## THE PROBLEM
Extract the text of every entry below exactly; leave images out.

○ ○ ○ ○ ○ ○ ○

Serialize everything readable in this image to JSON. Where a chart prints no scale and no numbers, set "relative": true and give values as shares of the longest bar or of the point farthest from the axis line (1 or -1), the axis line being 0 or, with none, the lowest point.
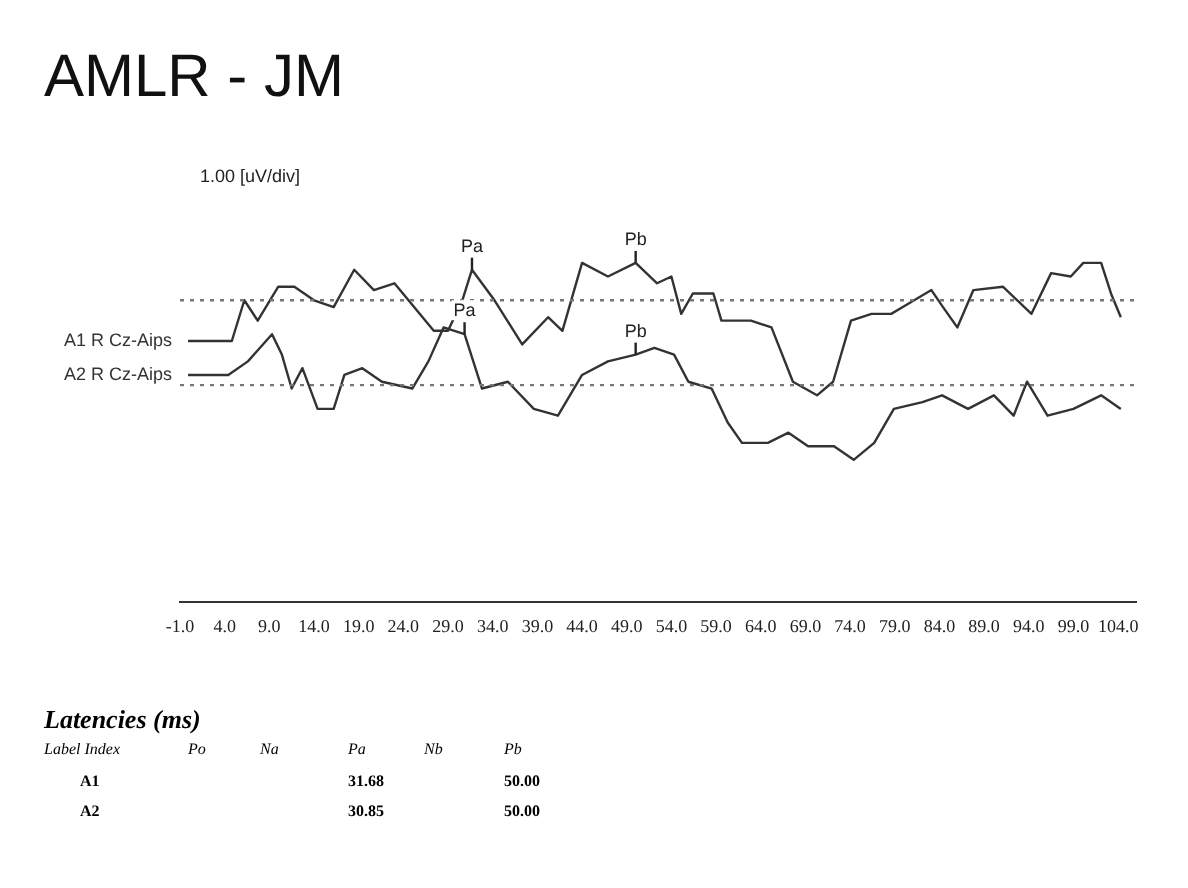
{
  "chart_data": {
    "type": "line",
    "title": "AMLR - JM",
    "relative": true,
    "xlim": [
      -1,
      106
    ],
    "xticks": [
      {
        "value": -1,
        "label": "-1.0"
      },
      {
        "value": 4,
        "label": "4.0"
      },
      {
        "value": 9,
        "label": "9.0"
      },
      {
        "value": 14,
        "label": "14.0"
      },
      {
        "value": 19,
        "label": "19.0"
      },
      {
        "value": 24,
        "label": "24.0"
      },
      {
        "value": 29,
        "label": "29.0"
      },
      {
        "value": 34,
        "label": "34.0"
      },
      {
        "value": 39,
        "label": "39.0"
      },
      {
        "value": 44,
        "label": "44.0"
      },
      {
        "value": 49,
        "label": "49.0"
      },
      {
        "value": 54,
        "label": "54.0"
      },
      {
        "value": 59,
        "label": "59.0"
      },
      {
        "value": 64,
        "label": "64.0"
      },
      {
        "value": 69,
        "label": "69.0"
      },
      {
        "value": 74,
        "label": "74.0"
      },
      {
        "value": 79,
        "label": "79.0"
      },
      {
        "value": 84,
        "label": "84.0"
      },
      {
        "value": 89,
        "label": "89.0"
      },
      {
        "value": 94,
        "label": "94.0"
      },
      {
        "value": 99,
        "label": "99.0"
      },
      {
        "value": 104,
        "label": "104.0"
      }
    ],
    "grid": false,
    "legend": false,
    "marker": "none",
    "line_style": "solid",
    "series": [
      {
        "name": "A1 R Cz-Aips",
        "color": "#333333",
        "x": [
          -0.1,
          4.8,
          6.2,
          7.7,
          10.0,
          11.8,
          14.0,
          16.2,
          18.5,
          20.7,
          23.0,
          25.2,
          27.4,
          29.0,
          30.6,
          31.68,
          34.2,
          37.3,
          40.2,
          41.8,
          44.0,
          46.9,
          50.0,
          52.4,
          54.0,
          55.1,
          56.4,
          58.7,
          59.6,
          62.9,
          65.2,
          67.6,
          70.3,
          72.1,
          74.1,
          76.4,
          78.6,
          79.9,
          83.1,
          84.4,
          86.0,
          87.8,
          91.1,
          94.3,
          96.5,
          98.7,
          100.1,
          102.1,
          103.2,
          104.3
        ],
        "values": [
          0.77,
          0.77,
          0.89,
          0.83,
          0.93,
          0.93,
          0.89,
          0.87,
          0.98,
          0.92,
          0.94,
          0.87,
          0.8,
          0.8,
          0.89,
          0.98,
          0.89,
          0.76,
          0.84,
          0.8,
          1.0,
          0.96,
          1.0,
          0.94,
          0.96,
          0.85,
          0.91,
          0.91,
          0.83,
          0.83,
          0.81,
          0.65,
          0.61,
          0.65,
          0.83,
          0.85,
          0.85,
          0.87,
          0.92,
          0.87,
          0.81,
          0.92,
          0.93,
          0.85,
          0.97,
          0.96,
          1.0,
          1.0,
          0.91,
          0.84
        ]
      },
      {
        "name": "A2 R Cz-Aips",
        "color": "#333333",
        "x": [
          -0.1,
          4.4,
          6.6,
          9.3,
          10.4,
          11.5,
          12.7,
          14.4,
          16.2,
          17.4,
          19.4,
          21.6,
          25.0,
          26.8,
          28.5,
          30.85,
          32.8,
          35.7,
          38.6,
          41.3,
          44.0,
          46.9,
          50.0,
          52.1,
          54.3,
          55.9,
          58.5,
          60.3,
          61.9,
          64.8,
          67.1,
          69.3,
          72.2,
          74.4,
          76.7,
          78.9,
          82.1,
          84.3,
          87.2,
          90.1,
          92.3,
          93.8,
          96.1,
          99.0,
          102.1,
          104.3
        ],
        "values": [
          0.67,
          0.67,
          0.71,
          0.79,
          0.73,
          0.63,
          0.69,
          0.57,
          0.57,
          0.67,
          0.69,
          0.65,
          0.63,
          0.71,
          0.81,
          0.79,
          0.63,
          0.65,
          0.57,
          0.55,
          0.67,
          0.71,
          0.73,
          0.75,
          0.73,
          0.65,
          0.63,
          0.53,
          0.47,
          0.47,
          0.5,
          0.46,
          0.46,
          0.42,
          0.47,
          0.57,
          0.59,
          0.61,
          0.57,
          0.61,
          0.55,
          0.65,
          0.55,
          0.57,
          0.61,
          0.57
        ]
      }
    ],
    "ref_lines": [
      {
        "axis": "y",
        "value": 0.89,
        "color": "#777777",
        "line_style": "dotted"
      },
      {
        "axis": "y",
        "value": 0.64,
        "color": "#777777",
        "line_style": "dotted"
      }
    ],
    "annotations": [
      "1.00 [uV/div]",
      {
        "text": "Pa",
        "x": 31.68,
        "y": 0.98
      },
      {
        "text": "Pa",
        "x": 30.85,
        "y": 0.79
      },
      {
        "text": "Pb",
        "x": 50.0,
        "y": 1.0
      },
      {
        "text": "Pb",
        "x": 50.0,
        "y": 0.73
      },
      "Latencies (ms)",
      "Label Index",
      "Po",
      "Na",
      "Pa",
      "Nb",
      "Pb",
      "A1",
      "31.68",
      "50.00",
      "A2",
      "30.85",
      "50.00"
    ]
  }
}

○ ○ ○ ○ ○ ○ ○

## TASK OUTPUT
Serialize everything readable in this image to JSON. Where a chart prints no scale and no numbers, set "relative": true and give values as shares of the longest bar or of the point farthest from the axis line (1 or -1), the axis line being 0 or, with none, the lowest point.
{
  "chart_data": {
    "type": "line",
    "title": "AMLR - JM",
    "relative": true,
    "xlim": [
      -1,
      106
    ],
    "xticks": [
      {
        "value": -1,
        "label": "-1.0"
      },
      {
        "value": 4,
        "label": "4.0"
      },
      {
        "value": 9,
        "label": "9.0"
      },
      {
        "value": 14,
        "label": "14.0"
      },
      {
        "value": 19,
        "label": "19.0"
      },
      {
        "value": 24,
        "label": "24.0"
      },
      {
        "value": 29,
        "label": "29.0"
      },
      {
        "value": 34,
        "label": "34.0"
      },
      {
        "value": 39,
        "label": "39.0"
      },
      {
        "value": 44,
        "label": "44.0"
      },
      {
        "value": 49,
        "label": "49.0"
      },
      {
        "value": 54,
        "label": "54.0"
      },
      {
        "value": 59,
        "label": "59.0"
      },
      {
        "value": 64,
        "label": "64.0"
      },
      {
        "value": 69,
        "label": "69.0"
      },
      {
        "value": 74,
        "label": "74.0"
      },
      {
        "value": 79,
        "label": "79.0"
      },
      {
        "value": 84,
        "label": "84.0"
      },
      {
        "value": 89,
        "label": "89.0"
      },
      {
        "value": 94,
        "label": "94.0"
      },
      {
        "value": 99,
        "label": "99.0"
      },
      {
        "value": 104,
        "label": "104.0"
      }
    ],
    "grid": false,
    "legend": false,
    "marker": "none",
    "line_style": "solid",
    "series": [
      {
        "name": "A1 R Cz-Aips",
        "color": "#333333",
        "x": [
          -0.1,
          4.8,
          6.2,
          7.7,
          10.0,
          11.8,
          14.0,
          16.2,
          18.5,
          20.7,
          23.0,
          25.2,
          27.4,
          29.0,
          30.6,
          31.68,
          34.2,
          37.3,
          40.2,
          41.8,
          44.0,
          46.9,
          50.0,
          52.4,
          54.0,
          55.1,
          56.4,
          58.7,
          59.6,
          62.9,
          65.2,
          67.6,
          70.3,
          72.1,
          74.1,
          76.4,
          78.6,
          79.9,
          83.1,
          84.4,
          86.0,
          87.8,
          91.1,
          94.3,
          96.5,
          98.7,
          100.1,
          102.1,
          103.2,
          104.3
        ],
        "values": [
          0.77,
          0.77,
          0.89,
          0.83,
          0.93,
          0.93,
          0.89,
          0.87,
          0.98,
          0.92,
          0.94,
          0.87,
          0.8,
          0.8,
          0.89,
          0.98,
          0.89,
          0.76,
          0.84,
          0.8,
          1.0,
          0.96,
          1.0,
          0.94,
          0.96,
          0.85,
          0.91,
          0.91,
          0.83,
          0.83,
          0.81,
          0.65,
          0.61,
          0.65,
          0.83,
          0.85,
          0.85,
          0.87,
          0.92,
          0.87,
          0.81,
          0.92,
          0.93,
          0.85,
          0.97,
          0.96,
          1.0,
          1.0,
          0.91,
          0.84
        ]
      },
      {
        "name": "A2 R Cz-Aips",
        "color": "#333333",
        "x": [
          -0.1,
          4.4,
          6.6,
          9.3,
          10.4,
          11.5,
          12.7,
          14.4,
          16.2,
          17.4,
          19.4,
          21.6,
          25.0,
          26.8,
          28.5,
          30.85,
          32.8,
          35.7,
          38.6,
          41.3,
          44.0,
          46.9,
          50.0,
          52.1,
          54.3,
          55.9,
          58.5,
          60.3,
          61.9,
          64.8,
          67.1,
          69.3,
          72.2,
          74.4,
          76.7,
          78.9,
          82.1,
          84.3,
          87.2,
          90.1,
          92.3,
          93.8,
          96.1,
          99.0,
          102.1,
          104.3
        ],
        "values": [
          0.67,
          0.67,
          0.71,
          0.79,
          0.73,
          0.63,
          0.69,
          0.57,
          0.57,
          0.67,
          0.69,
          0.65,
          0.63,
          0.71,
          0.81,
          0.79,
          0.63,
          0.65,
          0.57,
          0.55,
          0.67,
          0.71,
          0.73,
          0.75,
          0.73,
          0.65,
          0.63,
          0.53,
          0.47,
          0.47,
          0.5,
          0.46,
          0.46,
          0.42,
          0.47,
          0.57,
          0.59,
          0.61,
          0.57,
          0.61,
          0.55,
          0.65,
          0.55,
          0.57,
          0.61,
          0.57
        ]
      }
    ],
    "ref_lines": [
      {
        "axis": "y",
        "value": 0.89,
        "color": "#777777",
        "line_style": "dotted"
      },
      {
        "axis": "y",
        "value": 0.64,
        "color": "#777777",
        "line_style": "dotted"
      }
    ],
    "annotations": [
      "1.00 [uV/div]",
      {
        "text": "Pa",
        "x": 31.68,
        "y": 0.98
      },
      {
        "text": "Pa",
        "x": 30.85,
        "y": 0.79
      },
      {
        "text": "Pb",
        "x": 50.0,
        "y": 1.0
      },
      {
        "text": "Pb",
        "x": 50.0,
        "y": 0.73
      },
      "Latencies (ms)",
      "Label Index",
      "Po",
      "Na",
      "Pa",
      "Nb",
      "Pb",
      "A1",
      "31.68",
      "50.00",
      "A2",
      "30.85",
      "50.00"
    ]
  }
}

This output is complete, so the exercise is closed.